::: Rows

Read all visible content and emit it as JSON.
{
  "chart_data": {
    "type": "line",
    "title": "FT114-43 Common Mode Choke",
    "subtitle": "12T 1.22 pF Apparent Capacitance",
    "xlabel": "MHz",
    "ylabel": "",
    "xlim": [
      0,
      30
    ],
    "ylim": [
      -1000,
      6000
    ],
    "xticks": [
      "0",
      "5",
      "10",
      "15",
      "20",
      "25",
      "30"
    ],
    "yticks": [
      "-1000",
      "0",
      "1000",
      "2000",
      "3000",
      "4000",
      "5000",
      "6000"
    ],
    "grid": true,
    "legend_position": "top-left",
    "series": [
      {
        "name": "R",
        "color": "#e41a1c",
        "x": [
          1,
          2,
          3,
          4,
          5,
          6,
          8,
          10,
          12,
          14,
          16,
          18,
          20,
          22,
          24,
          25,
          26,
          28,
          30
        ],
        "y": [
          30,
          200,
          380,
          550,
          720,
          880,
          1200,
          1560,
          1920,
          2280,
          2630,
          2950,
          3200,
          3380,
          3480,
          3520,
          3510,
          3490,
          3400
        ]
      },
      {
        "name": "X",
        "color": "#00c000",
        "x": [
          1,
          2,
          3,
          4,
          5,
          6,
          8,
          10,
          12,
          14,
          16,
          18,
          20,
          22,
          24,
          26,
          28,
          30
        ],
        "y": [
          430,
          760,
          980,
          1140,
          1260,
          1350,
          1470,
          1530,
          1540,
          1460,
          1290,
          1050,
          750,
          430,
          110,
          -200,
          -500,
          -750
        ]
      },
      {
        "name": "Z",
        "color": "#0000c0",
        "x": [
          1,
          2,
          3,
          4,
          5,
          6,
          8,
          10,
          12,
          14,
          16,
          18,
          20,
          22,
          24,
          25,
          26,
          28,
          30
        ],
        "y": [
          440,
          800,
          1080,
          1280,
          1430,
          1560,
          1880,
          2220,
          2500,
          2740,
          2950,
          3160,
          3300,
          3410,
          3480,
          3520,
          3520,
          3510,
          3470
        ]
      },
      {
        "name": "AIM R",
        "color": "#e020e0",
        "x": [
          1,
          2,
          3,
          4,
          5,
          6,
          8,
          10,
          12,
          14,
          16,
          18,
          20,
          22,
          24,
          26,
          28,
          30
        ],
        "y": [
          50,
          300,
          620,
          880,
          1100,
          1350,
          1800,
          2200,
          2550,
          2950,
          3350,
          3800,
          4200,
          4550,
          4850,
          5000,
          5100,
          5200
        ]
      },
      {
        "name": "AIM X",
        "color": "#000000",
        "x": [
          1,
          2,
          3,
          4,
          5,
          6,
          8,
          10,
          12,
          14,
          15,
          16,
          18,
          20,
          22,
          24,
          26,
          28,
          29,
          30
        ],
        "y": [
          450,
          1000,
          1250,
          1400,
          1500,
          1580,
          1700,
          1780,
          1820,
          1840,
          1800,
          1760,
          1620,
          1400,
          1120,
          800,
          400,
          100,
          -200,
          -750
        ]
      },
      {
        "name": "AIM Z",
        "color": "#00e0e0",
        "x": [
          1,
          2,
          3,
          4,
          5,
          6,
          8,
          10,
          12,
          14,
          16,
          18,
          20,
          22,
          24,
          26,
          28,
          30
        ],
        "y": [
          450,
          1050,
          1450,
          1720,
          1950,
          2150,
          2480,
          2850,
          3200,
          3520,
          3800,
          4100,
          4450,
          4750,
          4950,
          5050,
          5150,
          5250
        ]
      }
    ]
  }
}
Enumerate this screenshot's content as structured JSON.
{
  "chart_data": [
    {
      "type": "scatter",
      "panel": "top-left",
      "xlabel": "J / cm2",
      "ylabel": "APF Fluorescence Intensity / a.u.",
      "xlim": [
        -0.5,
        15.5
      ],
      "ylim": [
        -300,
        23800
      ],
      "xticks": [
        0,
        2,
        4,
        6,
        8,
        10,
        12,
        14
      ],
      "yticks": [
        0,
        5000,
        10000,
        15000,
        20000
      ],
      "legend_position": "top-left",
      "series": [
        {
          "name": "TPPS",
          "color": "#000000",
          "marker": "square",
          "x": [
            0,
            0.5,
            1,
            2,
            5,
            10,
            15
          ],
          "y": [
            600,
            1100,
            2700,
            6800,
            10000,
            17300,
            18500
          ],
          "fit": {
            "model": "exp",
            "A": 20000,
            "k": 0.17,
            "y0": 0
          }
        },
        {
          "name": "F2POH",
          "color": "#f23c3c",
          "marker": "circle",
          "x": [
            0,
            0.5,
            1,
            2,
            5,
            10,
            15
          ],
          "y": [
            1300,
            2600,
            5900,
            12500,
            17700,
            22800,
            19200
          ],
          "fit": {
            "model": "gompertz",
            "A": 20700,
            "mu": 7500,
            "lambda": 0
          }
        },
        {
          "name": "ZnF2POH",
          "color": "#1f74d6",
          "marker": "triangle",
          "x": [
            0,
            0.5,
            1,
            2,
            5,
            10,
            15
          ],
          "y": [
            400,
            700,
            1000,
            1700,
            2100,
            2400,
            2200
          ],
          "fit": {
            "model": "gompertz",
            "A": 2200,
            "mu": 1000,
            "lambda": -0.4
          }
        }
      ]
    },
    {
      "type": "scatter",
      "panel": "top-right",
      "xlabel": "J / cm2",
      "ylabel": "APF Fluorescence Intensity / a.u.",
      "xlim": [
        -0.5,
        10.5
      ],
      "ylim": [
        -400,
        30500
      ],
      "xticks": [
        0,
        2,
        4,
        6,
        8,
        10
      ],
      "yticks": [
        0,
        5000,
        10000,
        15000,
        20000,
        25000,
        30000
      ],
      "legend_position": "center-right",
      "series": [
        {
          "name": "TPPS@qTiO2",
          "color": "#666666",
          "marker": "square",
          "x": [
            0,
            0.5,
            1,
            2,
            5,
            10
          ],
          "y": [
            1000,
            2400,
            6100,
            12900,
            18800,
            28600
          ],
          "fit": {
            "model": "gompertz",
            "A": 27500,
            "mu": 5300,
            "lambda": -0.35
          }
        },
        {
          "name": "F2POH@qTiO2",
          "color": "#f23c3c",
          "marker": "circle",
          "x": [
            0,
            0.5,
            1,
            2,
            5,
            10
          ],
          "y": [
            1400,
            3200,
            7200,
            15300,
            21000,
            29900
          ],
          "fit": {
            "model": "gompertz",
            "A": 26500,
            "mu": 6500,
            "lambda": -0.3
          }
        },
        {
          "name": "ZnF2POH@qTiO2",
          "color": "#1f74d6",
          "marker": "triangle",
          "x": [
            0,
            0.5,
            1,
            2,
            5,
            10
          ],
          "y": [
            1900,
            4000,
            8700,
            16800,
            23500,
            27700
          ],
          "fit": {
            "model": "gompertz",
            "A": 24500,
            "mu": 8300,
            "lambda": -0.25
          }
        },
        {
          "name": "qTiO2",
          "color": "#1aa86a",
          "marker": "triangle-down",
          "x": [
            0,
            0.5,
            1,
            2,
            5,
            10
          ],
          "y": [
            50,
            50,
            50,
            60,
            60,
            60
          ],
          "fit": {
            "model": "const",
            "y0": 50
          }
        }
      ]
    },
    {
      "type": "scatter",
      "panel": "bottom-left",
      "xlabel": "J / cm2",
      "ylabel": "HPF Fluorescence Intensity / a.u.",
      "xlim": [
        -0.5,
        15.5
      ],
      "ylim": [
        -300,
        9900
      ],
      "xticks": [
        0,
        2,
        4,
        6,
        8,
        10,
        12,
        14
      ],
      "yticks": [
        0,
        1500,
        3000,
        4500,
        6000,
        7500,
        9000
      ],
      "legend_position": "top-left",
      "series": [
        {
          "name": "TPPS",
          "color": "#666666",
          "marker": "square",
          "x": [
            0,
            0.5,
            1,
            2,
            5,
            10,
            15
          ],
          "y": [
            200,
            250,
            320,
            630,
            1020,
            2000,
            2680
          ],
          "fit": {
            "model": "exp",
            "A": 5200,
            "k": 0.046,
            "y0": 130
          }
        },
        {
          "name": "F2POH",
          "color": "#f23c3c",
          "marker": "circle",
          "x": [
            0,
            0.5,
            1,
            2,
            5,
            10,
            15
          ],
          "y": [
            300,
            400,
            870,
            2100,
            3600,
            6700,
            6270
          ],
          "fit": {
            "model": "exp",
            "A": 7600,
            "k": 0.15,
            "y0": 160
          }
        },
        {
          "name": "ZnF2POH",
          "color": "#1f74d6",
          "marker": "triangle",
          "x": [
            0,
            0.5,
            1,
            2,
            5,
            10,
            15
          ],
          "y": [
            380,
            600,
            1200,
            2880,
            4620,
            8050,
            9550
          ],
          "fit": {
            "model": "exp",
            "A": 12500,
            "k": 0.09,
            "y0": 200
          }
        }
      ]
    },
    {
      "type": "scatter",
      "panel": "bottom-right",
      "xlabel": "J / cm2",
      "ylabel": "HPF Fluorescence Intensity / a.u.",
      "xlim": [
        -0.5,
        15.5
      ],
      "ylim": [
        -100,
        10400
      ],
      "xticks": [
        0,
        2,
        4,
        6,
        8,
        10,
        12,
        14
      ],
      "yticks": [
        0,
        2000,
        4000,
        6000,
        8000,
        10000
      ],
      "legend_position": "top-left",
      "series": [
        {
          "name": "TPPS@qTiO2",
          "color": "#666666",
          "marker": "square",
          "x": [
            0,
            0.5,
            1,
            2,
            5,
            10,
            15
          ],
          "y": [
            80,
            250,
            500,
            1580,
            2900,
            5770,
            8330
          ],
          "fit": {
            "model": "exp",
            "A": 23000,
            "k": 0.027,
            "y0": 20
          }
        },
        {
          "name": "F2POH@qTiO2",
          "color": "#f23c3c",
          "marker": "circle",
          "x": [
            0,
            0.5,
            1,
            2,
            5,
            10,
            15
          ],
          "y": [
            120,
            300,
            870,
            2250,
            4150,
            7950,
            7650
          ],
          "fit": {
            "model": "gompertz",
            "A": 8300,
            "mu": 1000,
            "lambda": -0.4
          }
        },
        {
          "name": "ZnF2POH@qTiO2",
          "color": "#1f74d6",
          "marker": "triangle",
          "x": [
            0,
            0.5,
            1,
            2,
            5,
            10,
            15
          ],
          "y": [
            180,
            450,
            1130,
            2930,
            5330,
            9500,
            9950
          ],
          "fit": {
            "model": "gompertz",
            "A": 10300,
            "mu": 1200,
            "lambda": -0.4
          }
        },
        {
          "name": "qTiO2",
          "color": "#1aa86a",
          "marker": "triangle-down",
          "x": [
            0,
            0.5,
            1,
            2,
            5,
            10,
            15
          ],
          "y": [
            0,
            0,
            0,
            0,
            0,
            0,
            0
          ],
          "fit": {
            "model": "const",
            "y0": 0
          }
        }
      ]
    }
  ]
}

::::::
::: Rows

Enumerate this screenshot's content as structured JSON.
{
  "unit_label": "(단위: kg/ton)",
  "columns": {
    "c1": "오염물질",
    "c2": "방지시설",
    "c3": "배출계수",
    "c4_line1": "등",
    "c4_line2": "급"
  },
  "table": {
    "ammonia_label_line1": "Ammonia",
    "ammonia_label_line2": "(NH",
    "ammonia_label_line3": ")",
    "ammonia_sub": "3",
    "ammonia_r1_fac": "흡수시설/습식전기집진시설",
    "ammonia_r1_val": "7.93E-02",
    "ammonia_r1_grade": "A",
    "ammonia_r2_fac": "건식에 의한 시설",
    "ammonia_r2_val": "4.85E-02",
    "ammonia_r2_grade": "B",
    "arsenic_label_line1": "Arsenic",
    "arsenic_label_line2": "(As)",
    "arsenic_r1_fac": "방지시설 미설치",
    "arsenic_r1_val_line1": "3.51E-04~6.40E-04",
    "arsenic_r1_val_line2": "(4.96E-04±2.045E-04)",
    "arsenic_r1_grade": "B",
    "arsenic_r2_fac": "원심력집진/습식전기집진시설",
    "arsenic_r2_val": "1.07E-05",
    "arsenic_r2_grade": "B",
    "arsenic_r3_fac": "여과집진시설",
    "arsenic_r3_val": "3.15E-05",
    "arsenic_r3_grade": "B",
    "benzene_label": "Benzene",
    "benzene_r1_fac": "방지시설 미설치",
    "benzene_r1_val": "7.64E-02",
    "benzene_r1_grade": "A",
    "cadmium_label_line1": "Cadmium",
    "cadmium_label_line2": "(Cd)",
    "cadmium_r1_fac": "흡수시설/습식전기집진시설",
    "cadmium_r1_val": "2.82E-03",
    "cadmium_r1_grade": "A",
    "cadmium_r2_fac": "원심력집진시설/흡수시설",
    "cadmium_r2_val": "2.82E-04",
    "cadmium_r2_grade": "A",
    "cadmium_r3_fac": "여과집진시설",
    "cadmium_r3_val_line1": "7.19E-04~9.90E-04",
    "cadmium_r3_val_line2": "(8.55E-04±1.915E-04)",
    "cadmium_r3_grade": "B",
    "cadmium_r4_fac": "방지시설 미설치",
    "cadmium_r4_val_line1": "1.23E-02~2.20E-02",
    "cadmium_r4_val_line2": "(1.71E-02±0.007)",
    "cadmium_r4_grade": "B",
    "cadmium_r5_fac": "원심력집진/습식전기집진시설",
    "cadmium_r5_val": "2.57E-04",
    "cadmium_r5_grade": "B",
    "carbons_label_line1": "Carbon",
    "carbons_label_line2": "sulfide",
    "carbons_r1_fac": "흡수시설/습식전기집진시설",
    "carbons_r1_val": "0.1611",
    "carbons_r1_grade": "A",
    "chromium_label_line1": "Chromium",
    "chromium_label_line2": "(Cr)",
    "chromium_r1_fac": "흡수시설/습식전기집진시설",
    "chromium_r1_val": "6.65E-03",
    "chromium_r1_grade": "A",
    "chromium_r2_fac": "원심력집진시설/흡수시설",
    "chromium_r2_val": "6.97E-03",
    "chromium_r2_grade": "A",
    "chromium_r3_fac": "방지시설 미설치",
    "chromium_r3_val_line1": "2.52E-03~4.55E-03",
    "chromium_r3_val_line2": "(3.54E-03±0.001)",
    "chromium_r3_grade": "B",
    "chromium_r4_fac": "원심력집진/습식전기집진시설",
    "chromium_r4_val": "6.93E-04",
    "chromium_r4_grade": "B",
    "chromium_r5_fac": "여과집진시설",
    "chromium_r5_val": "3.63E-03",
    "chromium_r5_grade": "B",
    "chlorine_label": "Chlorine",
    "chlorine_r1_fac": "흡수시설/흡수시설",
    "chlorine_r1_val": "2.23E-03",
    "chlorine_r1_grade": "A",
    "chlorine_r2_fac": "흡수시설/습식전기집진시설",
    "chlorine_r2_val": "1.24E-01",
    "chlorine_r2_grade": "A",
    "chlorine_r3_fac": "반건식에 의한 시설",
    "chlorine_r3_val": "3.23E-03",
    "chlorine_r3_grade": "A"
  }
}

::::::
::: Rows

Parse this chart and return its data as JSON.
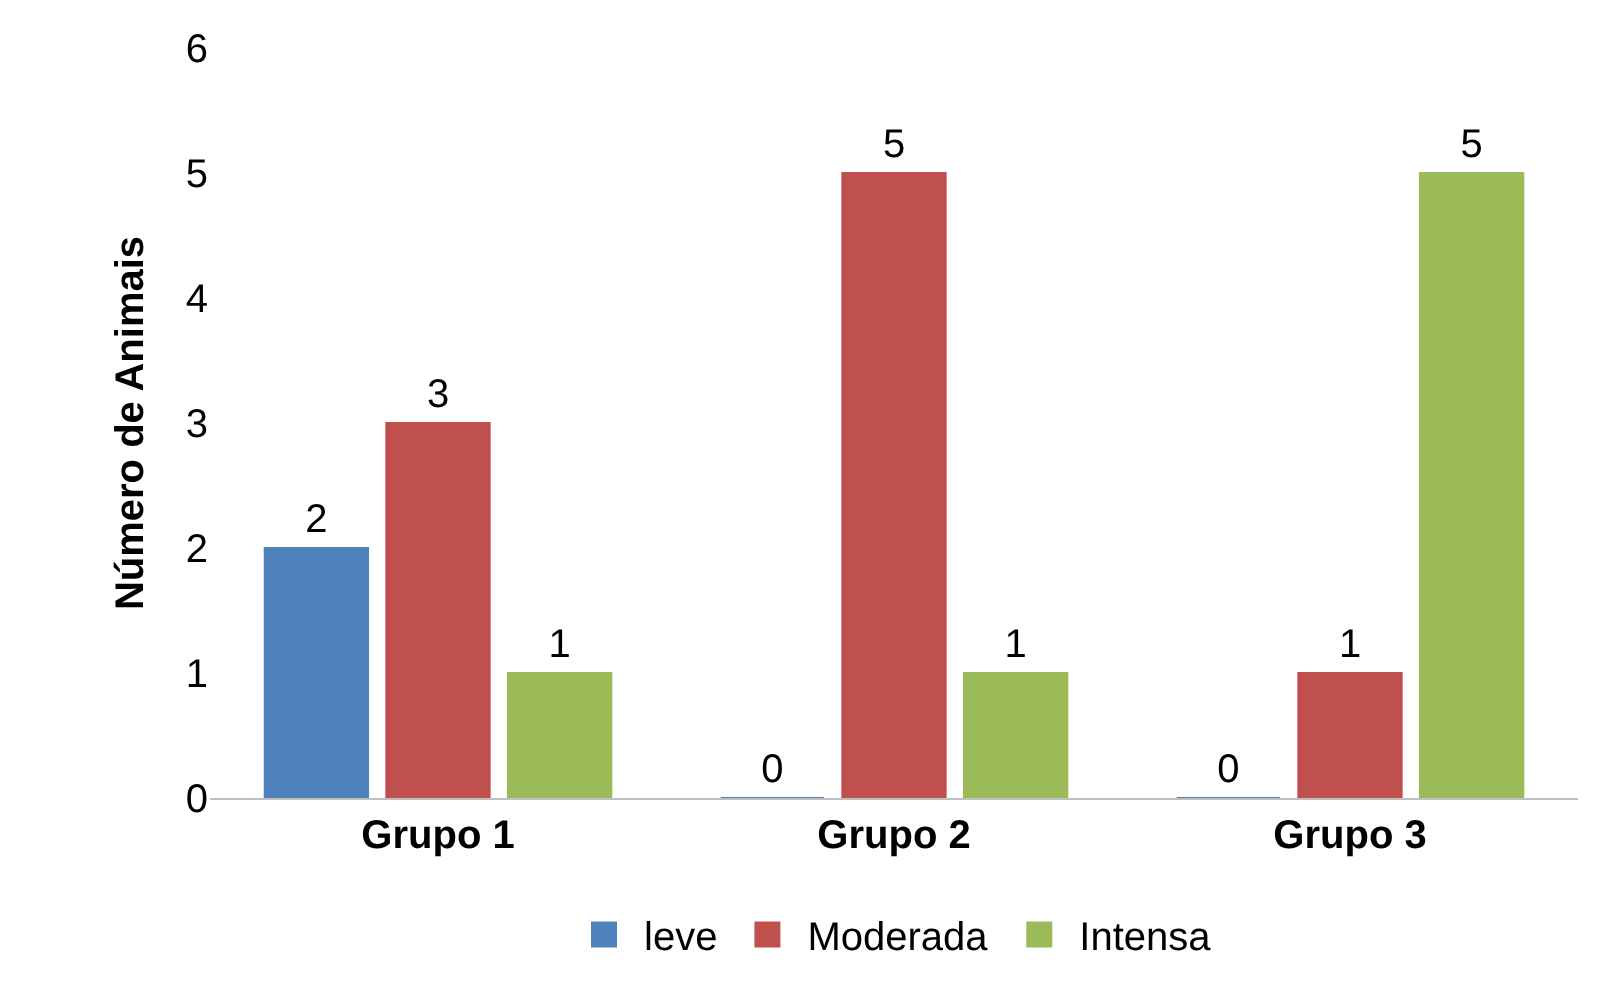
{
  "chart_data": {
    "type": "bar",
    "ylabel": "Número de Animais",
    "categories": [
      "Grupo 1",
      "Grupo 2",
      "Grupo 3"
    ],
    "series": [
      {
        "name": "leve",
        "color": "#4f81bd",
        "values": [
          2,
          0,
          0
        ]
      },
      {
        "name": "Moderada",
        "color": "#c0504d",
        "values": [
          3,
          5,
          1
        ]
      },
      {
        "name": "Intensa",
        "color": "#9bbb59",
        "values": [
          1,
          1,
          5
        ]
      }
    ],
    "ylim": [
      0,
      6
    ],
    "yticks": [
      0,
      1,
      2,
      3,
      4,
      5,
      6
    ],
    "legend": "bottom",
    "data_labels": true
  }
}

::::::

- _Set task_: Copy all lines from the entries that contain the word "방지시설".

- _Answer to the task_:
    "c2": "방지시설",
    "arsenic_r1_fac": "방지시설 미설치",
    "benzene_r1_fac": "방지시설 미설치",
    "cadmium_r4_fac": "방지시설 미설치",
    "chromium_r3_fac": "방지시설 미설치",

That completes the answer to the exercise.